> [Exercise prompt]: Retype the listing that follows, word for word.

> [Information supplied]:
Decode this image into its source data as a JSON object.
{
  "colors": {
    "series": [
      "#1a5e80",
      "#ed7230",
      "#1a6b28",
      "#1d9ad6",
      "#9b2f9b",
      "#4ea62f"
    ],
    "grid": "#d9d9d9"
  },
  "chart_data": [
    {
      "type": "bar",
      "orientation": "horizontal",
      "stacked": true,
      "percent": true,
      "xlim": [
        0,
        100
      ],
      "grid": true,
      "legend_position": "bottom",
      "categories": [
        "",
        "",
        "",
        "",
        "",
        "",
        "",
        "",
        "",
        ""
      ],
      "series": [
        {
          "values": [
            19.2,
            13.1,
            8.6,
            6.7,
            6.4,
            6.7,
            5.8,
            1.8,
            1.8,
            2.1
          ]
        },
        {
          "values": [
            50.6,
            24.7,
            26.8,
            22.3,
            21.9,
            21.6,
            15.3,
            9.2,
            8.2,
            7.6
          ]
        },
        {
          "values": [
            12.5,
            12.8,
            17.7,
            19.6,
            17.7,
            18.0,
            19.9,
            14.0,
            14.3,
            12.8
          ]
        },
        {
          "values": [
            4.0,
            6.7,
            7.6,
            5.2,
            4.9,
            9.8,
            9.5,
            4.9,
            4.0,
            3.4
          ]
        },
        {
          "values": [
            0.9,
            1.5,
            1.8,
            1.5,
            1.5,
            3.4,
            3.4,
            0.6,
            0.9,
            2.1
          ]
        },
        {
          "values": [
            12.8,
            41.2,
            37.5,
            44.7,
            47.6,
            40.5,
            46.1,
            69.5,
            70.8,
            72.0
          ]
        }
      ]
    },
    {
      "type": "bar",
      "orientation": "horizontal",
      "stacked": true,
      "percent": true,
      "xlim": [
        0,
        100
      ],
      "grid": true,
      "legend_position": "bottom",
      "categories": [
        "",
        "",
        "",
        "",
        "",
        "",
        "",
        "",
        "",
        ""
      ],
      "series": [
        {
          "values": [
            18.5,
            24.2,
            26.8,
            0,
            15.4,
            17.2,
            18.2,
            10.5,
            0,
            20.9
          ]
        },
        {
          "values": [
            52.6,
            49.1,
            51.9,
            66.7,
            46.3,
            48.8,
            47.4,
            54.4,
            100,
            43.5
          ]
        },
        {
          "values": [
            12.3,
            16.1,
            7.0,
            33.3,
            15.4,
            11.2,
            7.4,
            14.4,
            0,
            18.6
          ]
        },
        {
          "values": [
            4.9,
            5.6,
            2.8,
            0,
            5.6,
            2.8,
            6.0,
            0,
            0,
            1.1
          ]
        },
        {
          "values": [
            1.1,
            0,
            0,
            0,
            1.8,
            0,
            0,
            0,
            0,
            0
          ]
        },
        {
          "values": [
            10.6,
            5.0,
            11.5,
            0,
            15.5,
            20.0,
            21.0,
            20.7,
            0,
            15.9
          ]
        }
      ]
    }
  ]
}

> [Output]:
Decode this image into its source data as a JSON object.
{
  "colors": {
    "series": [
      "#1a5e80",
      "#ed7230",
      "#1a6b28",
      "#1d9ad6",
      "#9b2f9b",
      "#4ea62f"
    ],
    "grid": "#d9d9d9"
  },
  "chart_data": [
    {
      "type": "bar",
      "orientation": "horizontal",
      "stacked": true,
      "percent": true,
      "xlim": [
        0,
        100
      ],
      "grid": true,
      "legend_position": "bottom",
      "categories": [
        "",
        "",
        "",
        "",
        "",
        "",
        "",
        "",
        "",
        ""
      ],
      "series": [
        {
          "values": [
            19.2,
            13.1,
            8.6,
            6.7,
            6.4,
            6.7,
            5.8,
            1.8,
            1.8,
            2.1
          ]
        },
        {
          "values": [
            50.6,
            24.7,
            26.8,
            22.3,
            21.9,
            21.6,
            15.3,
            9.2,
            8.2,
            7.6
          ]
        },
        {
          "values": [
            12.5,
            12.8,
            17.7,
            19.6,
            17.7,
            18.0,
            19.9,
            14.0,
            14.3,
            12.8
          ]
        },
        {
          "values": [
            4.0,
            6.7,
            7.6,
            5.2,
            4.9,
            9.8,
            9.5,
            4.9,
            4.0,
            3.4
          ]
        },
        {
          "values": [
            0.9,
            1.5,
            1.8,
            1.5,
            1.5,
            3.4,
            3.4,
            0.6,
            0.9,
            2.1
          ]
        },
        {
          "values": [
            12.8,
            41.2,
            37.5,
            44.7,
            47.6,
            40.5,
            46.1,
            69.5,
            70.8,
            72.0
          ]
        }
      ]
    },
    {
      "type": "bar",
      "orientation": "horizontal",
      "stacked": true,
      "percent": true,
      "xlim": [
        0,
        100
      ],
      "grid": true,
      "legend_position": "bottom",
      "categories": [
        "",
        "",
        "",
        "",
        "",
        "",
        "",
        "",
        "",
        ""
      ],
      "series": [
        {
          "values": [
            18.5,
            24.2,
            26.8,
            0,
            15.4,
            17.2,
            18.2,
            10.5,
            0,
            20.9
          ]
        },
        {
          "values": [
            52.6,
            49.1,
            51.9,
            66.7,
            46.3,
            48.8,
            47.4,
            54.4,
            100,
            43.5
          ]
        },
        {
          "values": [
            12.3,
            16.1,
            7.0,
            33.3,
            15.4,
            11.2,
            7.4,
            14.4,
            0,
            18.6
          ]
        },
        {
          "values": [
            4.9,
            5.6,
            2.8,
            0,
            5.6,
            2.8,
            6.0,
            0,
            0,
            1.1
          ]
        },
        {
          "values": [
            1.1,
            0,
            0,
            0,
            1.8,
            0,
            0,
            0,
            0,
            0
          ]
        },
        {
          "values": [
            10.6,
            5.0,
            11.5,
            0,
            15.5,
            20.0,
            21.0,
            20.7,
            0,
            15.9
          ]
        }
      ]
    }
  ]
}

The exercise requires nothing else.